Stated task: Count every line that holds the string "Give", and report the number alone.

Saved data entries

-- Start --

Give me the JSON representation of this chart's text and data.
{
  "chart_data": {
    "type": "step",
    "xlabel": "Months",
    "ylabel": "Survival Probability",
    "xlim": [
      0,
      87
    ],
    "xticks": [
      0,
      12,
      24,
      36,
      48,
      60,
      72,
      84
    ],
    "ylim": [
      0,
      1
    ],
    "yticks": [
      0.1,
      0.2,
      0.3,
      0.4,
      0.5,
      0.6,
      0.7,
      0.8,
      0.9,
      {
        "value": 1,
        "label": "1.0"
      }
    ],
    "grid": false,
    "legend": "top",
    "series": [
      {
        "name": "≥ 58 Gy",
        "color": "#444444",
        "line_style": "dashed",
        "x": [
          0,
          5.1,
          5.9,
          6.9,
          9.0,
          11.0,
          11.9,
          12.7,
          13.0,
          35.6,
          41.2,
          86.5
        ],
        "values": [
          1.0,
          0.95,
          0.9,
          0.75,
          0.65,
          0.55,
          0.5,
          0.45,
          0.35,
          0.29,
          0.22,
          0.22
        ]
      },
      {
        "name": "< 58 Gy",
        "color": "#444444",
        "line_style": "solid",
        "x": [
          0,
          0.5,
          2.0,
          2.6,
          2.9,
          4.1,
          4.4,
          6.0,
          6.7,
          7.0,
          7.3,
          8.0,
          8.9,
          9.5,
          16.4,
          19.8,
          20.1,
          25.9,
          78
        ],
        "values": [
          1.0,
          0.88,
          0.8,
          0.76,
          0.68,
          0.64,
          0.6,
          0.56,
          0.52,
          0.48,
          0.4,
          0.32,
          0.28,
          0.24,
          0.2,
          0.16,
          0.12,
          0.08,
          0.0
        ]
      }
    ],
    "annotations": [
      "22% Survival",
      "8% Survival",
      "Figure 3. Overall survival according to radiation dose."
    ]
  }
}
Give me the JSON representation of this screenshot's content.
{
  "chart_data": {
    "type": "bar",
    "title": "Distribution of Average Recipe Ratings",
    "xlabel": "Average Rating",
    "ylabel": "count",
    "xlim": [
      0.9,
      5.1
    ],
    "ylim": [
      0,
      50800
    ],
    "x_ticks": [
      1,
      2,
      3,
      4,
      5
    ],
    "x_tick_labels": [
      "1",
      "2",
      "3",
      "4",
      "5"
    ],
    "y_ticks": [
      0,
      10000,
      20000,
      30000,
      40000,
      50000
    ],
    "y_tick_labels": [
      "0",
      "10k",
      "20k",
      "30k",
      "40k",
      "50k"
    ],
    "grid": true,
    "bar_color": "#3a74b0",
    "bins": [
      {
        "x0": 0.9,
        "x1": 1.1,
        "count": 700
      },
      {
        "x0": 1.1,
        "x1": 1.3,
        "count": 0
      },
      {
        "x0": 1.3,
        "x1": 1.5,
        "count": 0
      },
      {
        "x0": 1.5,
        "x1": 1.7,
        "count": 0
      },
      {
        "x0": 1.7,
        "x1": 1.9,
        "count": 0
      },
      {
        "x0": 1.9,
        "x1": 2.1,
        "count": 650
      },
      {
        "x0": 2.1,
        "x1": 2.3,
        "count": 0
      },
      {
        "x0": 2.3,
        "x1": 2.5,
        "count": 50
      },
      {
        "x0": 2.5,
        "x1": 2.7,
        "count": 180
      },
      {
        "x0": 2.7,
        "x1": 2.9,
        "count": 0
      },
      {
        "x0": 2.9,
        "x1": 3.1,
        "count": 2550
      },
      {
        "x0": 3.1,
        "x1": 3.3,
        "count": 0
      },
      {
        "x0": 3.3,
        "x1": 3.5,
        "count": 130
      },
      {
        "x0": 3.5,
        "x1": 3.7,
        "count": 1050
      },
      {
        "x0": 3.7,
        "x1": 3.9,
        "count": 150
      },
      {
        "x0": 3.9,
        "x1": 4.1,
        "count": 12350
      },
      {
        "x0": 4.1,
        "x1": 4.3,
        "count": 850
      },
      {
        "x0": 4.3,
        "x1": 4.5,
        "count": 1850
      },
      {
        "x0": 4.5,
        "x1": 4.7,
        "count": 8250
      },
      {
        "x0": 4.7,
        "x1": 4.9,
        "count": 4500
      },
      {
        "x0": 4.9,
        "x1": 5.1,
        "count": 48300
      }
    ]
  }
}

-- End --

Answer to this task: 2